- _MATERIAL TO PROCESS_:
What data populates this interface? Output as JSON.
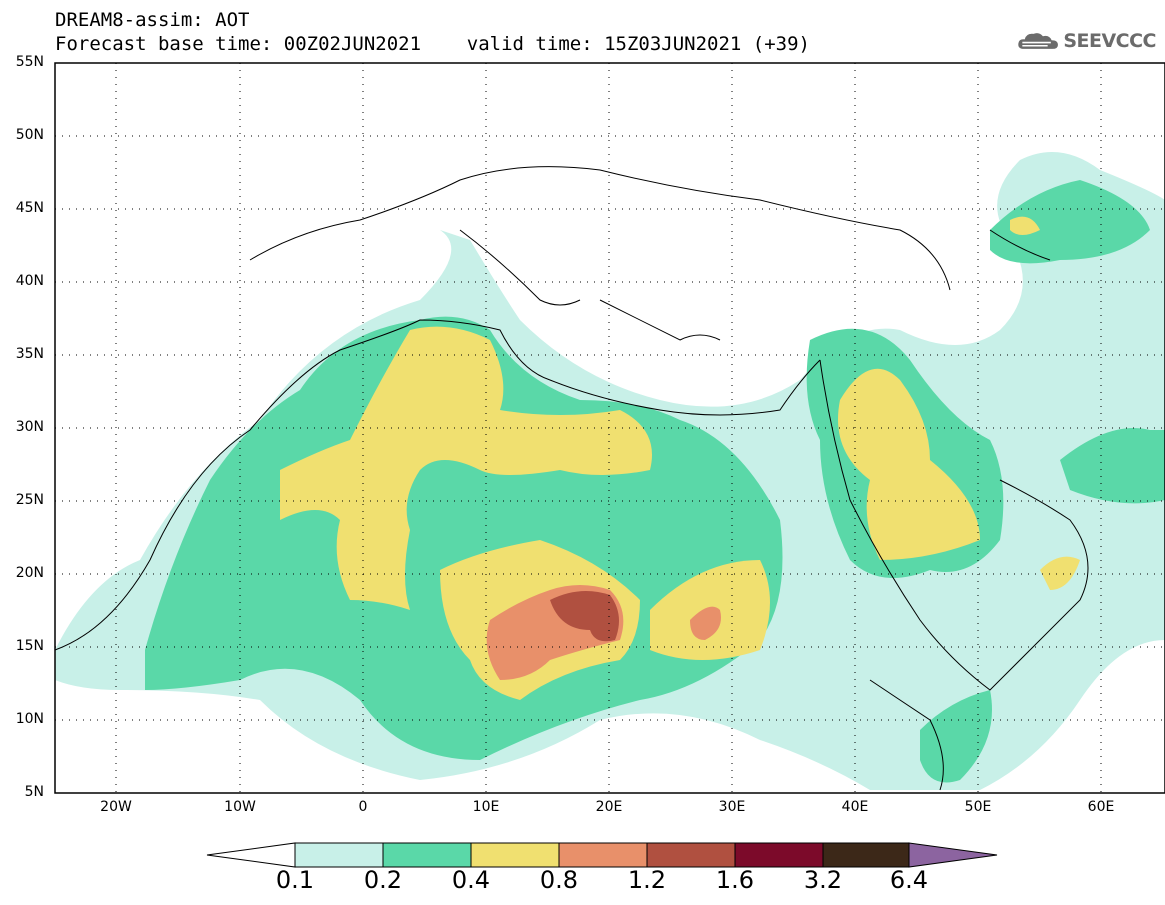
{
  "header": {
    "title_line1": "DREAM8-assim: AOT",
    "title_line2": "Forecast base time: 00Z02JUN2021    valid time: 15Z03JUN2021 (+39)",
    "logo_text": "SEEVCCC",
    "logo_icon": "cloud-icon"
  },
  "map": {
    "lon_range": [
      -25,
      65
    ],
    "lat_range": [
      5,
      55
    ],
    "lat_labels": [
      "55N",
      "50N",
      "45N",
      "40N",
      "35N",
      "30N",
      "25N",
      "20N",
      "15N",
      "10N",
      "5N"
    ],
    "lon_labels": [
      "20W",
      "10W",
      "0",
      "10E",
      "20E",
      "30E",
      "40E",
      "50E",
      "60E"
    ]
  },
  "colorbar": {
    "labels": [
      "0.1",
      "0.2",
      "0.4",
      "0.8",
      "1.2",
      "1.6",
      "3.2",
      "6.4"
    ],
    "colors": [
      "#c8f0e8",
      "#5ad8a8",
      "#f0e070",
      "#e8906a",
      "#b05040",
      "#7c0a2a",
      "#3c2818",
      "#8c64a0"
    ]
  }
}
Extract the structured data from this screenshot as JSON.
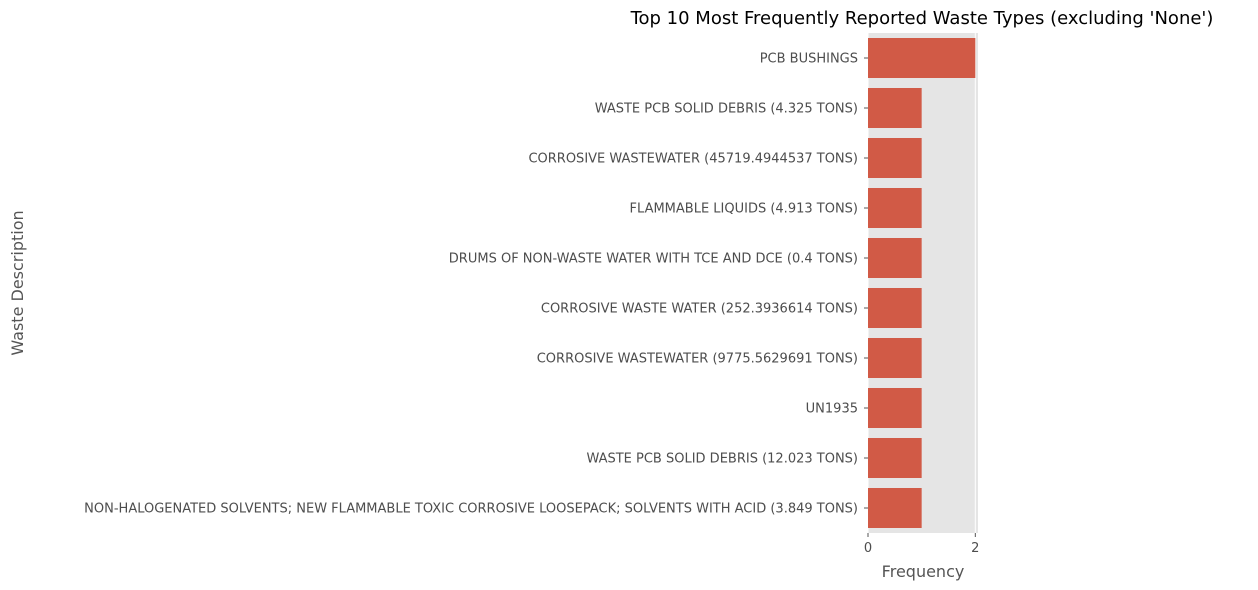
{
  "colors": {
    "bar": "#d15a46",
    "plot_background": "#e5e5e5",
    "grid": "#ffffff",
    "text": "#4d4d4d"
  },
  "chart_data": {
    "type": "bar",
    "orientation": "horizontal",
    "title": "Top 10 Most Frequently Reported Waste Types (excluding 'None')",
    "xlabel": "Frequency",
    "ylabel": "Waste Description",
    "categories": [
      "PCB BUSHINGS",
      "WASTE PCB SOLID DEBRIS (4.325 TONS)",
      "CORROSIVE WASTEWATER (45719.4944537 TONS)",
      "FLAMMABLE LIQUIDS (4.913 TONS)",
      "DRUMS OF NON-WASTE WATER WITH TCE AND DCE (0.4 TONS)",
      "CORROSIVE WASTE WATER (252.3936614 TONS)",
      "CORROSIVE WASTEWATER (9775.5629691 TONS)",
      "UN1935",
      "WASTE PCB SOLID DEBRIS (12.023 TONS)",
      "NON-HALOGENATED SOLVENTS; NEW FLAMMABLE TOXIC CORROSIVE LOOSEPACK; SOLVENTS WITH ACID (3.849 TONS)"
    ],
    "values": [
      2,
      1,
      1,
      1,
      1,
      1,
      1,
      1,
      1,
      1
    ],
    "xlim": [
      0,
      2.05
    ],
    "xticks": [
      0,
      2
    ],
    "grid": true
  }
}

- _WHAT YOU ARE ASKED TO DO_: Only the count is needed: the number of lines in the data that include the word "WASTEWATER".

- _SOLUTION_: 2